__TO DO__: Write the number of lines holding the word "экзамен", and nothing else.

__SOURCE DATA__:
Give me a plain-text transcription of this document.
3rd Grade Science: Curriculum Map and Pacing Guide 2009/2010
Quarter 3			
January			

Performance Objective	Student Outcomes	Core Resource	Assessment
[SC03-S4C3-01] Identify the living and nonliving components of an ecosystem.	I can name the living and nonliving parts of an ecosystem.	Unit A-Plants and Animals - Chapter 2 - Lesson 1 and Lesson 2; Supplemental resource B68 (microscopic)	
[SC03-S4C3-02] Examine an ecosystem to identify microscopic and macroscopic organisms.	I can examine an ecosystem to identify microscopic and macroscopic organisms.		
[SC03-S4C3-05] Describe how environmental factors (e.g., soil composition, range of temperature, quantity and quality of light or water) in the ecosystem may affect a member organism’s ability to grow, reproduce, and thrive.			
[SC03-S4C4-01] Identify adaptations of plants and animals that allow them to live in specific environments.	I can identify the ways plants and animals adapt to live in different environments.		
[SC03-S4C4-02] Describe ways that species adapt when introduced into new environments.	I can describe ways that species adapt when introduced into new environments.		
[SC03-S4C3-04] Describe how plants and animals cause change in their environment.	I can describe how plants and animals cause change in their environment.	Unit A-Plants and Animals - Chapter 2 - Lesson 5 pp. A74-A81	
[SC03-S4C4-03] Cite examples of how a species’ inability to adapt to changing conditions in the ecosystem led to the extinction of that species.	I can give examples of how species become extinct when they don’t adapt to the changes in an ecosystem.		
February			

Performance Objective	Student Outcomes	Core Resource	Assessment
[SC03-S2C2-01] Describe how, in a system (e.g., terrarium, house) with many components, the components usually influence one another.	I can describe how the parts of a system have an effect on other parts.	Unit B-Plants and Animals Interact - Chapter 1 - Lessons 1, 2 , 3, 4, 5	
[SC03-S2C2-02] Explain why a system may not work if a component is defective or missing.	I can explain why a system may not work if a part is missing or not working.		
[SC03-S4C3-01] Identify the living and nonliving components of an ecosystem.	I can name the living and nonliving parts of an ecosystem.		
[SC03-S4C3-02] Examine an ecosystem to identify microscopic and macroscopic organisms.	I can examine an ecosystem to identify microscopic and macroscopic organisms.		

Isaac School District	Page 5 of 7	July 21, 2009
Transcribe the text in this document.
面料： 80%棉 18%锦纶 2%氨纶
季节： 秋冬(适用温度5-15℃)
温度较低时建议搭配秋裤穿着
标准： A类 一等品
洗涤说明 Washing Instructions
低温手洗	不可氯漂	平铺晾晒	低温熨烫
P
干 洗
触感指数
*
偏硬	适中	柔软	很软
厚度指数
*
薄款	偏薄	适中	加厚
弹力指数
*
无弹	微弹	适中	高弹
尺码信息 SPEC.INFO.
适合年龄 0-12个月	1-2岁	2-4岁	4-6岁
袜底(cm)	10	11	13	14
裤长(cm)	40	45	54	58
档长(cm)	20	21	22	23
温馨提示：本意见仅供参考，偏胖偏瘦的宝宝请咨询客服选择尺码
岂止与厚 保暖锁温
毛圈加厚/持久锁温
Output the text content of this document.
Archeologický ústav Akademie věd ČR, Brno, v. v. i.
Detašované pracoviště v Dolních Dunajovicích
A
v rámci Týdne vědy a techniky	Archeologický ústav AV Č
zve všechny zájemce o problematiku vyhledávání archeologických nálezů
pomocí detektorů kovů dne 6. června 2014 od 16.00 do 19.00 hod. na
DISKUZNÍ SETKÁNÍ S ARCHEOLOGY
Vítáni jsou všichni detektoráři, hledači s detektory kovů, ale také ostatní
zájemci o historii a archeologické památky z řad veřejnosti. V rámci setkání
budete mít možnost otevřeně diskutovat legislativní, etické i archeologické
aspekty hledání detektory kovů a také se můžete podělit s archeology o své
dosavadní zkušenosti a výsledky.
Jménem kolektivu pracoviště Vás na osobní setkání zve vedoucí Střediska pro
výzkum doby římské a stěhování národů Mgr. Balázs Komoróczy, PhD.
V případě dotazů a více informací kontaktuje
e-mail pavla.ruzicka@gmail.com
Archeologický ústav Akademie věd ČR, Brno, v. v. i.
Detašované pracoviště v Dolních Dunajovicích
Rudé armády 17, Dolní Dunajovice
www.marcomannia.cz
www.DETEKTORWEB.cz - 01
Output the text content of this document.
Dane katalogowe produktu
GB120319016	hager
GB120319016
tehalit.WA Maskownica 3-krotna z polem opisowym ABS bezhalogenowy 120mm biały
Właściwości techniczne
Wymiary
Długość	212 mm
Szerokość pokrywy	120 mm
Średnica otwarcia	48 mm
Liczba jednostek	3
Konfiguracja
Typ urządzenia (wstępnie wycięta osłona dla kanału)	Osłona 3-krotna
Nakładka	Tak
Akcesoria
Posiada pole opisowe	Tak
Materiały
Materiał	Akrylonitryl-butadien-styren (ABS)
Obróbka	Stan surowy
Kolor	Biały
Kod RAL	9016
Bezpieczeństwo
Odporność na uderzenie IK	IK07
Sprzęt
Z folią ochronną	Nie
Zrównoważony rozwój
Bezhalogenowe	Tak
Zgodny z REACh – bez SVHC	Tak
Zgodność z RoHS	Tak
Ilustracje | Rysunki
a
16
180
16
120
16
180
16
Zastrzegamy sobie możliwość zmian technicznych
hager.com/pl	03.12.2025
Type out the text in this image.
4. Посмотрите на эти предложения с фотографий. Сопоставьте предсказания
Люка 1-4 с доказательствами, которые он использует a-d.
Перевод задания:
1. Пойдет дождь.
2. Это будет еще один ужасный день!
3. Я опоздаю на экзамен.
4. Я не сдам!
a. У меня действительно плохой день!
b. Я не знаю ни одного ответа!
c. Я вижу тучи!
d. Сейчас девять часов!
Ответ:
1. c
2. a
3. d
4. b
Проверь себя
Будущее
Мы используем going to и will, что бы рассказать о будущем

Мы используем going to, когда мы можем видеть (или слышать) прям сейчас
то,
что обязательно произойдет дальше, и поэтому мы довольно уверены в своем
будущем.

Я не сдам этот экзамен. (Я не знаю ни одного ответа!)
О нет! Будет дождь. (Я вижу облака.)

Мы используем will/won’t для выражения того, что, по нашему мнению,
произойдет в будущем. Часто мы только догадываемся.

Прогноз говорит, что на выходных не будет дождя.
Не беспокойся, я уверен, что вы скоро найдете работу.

__EXERCISE RESPONSE__: 2